Among the lines listed below, count those that include the string "senaste", and state only the count.

## BEGIN Supplied material

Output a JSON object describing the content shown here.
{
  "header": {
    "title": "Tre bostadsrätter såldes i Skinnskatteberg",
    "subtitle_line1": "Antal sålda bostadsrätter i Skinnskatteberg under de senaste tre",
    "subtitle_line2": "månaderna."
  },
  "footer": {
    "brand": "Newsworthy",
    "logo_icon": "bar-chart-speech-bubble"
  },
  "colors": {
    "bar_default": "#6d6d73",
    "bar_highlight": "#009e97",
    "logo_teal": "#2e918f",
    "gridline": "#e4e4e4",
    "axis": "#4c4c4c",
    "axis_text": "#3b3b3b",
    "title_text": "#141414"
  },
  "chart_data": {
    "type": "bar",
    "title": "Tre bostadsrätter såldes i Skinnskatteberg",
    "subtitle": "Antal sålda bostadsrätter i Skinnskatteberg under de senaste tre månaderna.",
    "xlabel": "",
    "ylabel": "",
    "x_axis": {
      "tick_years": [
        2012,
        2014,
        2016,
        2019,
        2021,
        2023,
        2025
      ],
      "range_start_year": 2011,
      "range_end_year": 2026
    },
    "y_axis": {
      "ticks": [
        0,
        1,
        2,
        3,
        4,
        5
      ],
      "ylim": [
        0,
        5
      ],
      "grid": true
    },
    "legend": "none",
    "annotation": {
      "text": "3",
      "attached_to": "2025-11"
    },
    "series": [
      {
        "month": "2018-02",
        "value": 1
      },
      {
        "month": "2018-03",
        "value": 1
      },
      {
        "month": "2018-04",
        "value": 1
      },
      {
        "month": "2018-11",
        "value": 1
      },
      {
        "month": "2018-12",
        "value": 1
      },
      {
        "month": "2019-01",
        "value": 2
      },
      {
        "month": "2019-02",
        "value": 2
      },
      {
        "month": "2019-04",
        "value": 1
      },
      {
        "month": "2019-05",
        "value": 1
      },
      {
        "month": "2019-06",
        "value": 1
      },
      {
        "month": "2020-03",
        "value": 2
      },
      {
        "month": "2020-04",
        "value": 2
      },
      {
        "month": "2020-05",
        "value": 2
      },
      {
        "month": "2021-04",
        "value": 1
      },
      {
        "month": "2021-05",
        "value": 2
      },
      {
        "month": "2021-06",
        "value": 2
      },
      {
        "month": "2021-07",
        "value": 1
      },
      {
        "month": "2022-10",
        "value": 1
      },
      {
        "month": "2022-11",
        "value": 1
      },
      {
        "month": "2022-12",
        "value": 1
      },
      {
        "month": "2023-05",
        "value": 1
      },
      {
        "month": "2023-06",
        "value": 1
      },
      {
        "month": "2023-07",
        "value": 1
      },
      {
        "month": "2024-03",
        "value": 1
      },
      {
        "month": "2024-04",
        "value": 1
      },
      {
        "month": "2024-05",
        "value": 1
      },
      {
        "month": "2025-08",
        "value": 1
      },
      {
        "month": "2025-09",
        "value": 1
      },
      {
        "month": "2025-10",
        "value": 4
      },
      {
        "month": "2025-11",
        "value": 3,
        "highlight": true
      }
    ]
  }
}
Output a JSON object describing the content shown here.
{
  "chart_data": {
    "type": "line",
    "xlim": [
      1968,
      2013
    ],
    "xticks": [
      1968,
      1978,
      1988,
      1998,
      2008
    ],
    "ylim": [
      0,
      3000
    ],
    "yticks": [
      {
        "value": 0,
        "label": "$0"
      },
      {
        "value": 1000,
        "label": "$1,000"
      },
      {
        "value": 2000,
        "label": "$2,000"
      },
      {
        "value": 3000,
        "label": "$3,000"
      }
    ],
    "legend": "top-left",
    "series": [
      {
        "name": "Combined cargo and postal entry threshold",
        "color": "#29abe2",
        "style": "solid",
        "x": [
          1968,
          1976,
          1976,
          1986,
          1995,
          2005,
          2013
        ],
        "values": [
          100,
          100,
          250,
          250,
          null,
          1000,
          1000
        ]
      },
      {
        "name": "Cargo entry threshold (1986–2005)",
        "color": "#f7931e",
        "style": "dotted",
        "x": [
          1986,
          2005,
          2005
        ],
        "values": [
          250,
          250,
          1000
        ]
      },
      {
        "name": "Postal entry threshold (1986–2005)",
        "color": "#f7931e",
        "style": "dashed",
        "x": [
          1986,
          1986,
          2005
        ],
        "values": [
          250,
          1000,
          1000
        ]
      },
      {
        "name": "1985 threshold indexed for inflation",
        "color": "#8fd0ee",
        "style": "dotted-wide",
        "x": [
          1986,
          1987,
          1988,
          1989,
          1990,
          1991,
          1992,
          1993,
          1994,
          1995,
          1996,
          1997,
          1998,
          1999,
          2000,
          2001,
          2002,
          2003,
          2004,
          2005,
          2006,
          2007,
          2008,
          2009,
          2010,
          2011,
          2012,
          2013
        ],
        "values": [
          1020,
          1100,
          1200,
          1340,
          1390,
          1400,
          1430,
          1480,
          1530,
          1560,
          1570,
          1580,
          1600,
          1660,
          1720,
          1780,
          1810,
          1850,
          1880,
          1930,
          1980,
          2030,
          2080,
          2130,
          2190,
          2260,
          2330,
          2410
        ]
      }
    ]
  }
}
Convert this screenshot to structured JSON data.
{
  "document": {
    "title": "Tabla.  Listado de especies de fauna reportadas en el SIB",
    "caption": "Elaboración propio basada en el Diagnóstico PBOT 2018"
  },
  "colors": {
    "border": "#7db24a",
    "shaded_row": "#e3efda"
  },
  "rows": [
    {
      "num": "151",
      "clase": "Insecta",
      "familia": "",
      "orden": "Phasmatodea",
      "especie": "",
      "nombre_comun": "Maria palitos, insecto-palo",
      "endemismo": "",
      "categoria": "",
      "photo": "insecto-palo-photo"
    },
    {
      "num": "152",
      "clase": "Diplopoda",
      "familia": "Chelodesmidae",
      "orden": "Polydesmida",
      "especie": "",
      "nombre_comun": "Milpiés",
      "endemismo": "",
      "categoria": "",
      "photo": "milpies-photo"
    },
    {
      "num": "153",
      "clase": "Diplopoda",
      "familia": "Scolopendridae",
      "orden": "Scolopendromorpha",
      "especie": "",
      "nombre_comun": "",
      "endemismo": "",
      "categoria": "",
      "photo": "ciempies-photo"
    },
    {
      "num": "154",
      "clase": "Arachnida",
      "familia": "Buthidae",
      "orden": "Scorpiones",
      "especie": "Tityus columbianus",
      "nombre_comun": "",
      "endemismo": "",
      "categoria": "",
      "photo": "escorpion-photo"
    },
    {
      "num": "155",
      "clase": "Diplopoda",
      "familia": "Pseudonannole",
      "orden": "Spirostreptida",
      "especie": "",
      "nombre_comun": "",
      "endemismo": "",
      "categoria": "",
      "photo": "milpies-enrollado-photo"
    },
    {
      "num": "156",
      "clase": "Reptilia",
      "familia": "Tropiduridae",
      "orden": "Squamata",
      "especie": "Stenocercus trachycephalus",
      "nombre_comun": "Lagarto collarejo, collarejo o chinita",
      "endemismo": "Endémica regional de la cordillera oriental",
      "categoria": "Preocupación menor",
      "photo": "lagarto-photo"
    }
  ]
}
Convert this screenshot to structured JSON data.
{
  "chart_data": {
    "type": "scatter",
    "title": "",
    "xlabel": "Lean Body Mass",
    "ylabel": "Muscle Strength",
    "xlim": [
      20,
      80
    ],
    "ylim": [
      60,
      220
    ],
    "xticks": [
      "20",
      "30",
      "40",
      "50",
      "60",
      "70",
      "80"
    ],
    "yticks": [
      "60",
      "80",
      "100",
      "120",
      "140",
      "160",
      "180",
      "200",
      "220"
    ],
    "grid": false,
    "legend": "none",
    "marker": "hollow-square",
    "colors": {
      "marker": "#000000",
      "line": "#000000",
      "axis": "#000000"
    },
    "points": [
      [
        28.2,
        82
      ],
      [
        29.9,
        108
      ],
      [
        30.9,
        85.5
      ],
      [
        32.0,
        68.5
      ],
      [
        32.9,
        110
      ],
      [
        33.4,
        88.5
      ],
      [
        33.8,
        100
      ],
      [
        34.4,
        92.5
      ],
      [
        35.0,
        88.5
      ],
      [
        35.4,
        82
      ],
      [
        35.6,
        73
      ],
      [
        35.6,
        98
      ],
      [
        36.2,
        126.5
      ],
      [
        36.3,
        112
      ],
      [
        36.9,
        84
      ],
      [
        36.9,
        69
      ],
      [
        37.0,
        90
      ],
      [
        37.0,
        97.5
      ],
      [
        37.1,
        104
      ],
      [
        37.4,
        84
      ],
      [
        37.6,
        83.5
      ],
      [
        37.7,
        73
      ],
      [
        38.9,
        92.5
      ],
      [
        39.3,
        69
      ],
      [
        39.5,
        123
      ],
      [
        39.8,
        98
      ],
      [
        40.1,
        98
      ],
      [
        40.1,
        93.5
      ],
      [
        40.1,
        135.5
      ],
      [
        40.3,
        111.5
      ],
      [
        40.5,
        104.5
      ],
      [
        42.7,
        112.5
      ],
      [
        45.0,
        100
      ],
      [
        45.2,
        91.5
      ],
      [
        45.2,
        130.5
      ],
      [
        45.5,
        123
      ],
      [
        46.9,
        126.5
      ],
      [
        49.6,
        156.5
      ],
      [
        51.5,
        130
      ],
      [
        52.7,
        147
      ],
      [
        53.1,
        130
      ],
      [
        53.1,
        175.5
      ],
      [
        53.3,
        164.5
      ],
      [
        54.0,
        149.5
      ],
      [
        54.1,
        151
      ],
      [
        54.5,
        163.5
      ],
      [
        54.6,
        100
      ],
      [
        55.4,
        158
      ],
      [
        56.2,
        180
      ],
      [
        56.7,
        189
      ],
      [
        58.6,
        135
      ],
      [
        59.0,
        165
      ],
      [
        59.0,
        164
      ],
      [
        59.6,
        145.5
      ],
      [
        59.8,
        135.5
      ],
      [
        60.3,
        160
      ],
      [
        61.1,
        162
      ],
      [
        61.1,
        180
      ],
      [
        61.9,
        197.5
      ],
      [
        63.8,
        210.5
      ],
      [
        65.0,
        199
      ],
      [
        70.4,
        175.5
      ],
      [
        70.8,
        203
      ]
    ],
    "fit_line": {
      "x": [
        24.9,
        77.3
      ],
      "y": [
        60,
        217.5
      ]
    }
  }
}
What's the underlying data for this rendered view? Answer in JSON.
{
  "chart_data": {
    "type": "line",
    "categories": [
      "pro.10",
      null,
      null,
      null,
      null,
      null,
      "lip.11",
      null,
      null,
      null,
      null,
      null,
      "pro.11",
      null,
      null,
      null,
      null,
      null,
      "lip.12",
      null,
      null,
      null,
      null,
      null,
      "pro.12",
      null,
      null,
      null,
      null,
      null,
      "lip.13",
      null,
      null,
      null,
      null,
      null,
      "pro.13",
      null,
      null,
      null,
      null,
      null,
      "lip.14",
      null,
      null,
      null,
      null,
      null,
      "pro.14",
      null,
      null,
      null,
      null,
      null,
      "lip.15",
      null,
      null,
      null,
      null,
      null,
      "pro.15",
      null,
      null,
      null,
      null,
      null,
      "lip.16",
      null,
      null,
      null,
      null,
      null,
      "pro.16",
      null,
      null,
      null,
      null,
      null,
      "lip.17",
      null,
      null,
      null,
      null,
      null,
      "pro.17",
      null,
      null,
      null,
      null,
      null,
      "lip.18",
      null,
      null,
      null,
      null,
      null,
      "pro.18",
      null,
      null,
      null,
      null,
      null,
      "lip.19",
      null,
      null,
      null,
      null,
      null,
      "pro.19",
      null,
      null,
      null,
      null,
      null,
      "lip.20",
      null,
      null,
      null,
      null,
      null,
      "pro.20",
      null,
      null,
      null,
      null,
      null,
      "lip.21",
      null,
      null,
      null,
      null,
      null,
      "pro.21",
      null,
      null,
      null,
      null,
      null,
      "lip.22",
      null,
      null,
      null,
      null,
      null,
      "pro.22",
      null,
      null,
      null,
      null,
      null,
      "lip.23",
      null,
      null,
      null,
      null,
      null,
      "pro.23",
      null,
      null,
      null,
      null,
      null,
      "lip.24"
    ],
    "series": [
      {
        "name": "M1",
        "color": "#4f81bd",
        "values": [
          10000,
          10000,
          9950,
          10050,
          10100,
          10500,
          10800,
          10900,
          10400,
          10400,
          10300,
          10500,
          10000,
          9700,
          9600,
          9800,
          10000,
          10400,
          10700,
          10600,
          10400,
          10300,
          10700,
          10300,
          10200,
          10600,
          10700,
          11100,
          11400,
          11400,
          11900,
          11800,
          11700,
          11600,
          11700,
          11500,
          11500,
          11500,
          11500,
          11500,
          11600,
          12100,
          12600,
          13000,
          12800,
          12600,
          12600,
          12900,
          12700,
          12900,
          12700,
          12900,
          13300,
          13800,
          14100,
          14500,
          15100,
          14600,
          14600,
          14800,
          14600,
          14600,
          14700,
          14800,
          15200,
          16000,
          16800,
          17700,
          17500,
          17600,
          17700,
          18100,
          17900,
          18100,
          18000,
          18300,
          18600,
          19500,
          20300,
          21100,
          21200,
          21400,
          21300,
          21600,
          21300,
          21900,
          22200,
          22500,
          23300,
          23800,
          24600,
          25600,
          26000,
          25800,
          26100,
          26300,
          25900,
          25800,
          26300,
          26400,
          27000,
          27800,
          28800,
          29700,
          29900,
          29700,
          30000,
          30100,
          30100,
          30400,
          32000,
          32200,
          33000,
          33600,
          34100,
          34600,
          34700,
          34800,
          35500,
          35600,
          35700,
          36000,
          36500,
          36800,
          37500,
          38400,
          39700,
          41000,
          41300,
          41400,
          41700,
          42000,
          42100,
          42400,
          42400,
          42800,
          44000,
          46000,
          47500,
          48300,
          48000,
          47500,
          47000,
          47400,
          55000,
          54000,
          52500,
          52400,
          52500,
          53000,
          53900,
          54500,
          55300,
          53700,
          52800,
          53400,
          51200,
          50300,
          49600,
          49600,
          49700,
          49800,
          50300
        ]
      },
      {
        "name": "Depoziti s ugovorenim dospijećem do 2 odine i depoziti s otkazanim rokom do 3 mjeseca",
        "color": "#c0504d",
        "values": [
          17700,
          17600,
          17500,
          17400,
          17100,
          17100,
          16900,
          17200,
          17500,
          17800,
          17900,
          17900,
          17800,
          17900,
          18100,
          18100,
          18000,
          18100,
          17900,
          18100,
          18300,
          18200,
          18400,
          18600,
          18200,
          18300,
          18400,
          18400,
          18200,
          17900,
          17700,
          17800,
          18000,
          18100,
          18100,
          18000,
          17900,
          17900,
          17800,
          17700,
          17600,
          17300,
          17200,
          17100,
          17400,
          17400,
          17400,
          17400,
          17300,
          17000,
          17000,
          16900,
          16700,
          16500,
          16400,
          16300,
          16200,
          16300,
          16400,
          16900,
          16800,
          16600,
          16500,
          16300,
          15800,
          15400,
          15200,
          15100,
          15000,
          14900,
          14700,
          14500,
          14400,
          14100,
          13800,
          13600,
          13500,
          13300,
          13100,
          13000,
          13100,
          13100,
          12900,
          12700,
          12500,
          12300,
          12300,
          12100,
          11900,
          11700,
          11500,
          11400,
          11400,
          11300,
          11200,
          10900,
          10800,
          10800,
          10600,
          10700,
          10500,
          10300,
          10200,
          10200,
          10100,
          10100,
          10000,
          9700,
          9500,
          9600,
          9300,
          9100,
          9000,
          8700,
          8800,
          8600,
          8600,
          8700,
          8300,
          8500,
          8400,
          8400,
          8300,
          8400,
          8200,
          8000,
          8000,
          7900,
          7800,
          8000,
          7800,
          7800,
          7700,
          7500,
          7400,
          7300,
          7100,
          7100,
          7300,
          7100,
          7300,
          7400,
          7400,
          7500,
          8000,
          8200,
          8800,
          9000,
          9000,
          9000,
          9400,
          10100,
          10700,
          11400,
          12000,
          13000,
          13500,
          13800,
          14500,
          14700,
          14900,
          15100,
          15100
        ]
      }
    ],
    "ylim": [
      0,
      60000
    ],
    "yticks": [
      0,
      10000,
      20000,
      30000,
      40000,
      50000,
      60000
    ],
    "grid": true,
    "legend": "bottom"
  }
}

## END Supplied material

▶ **Reply to the task**
2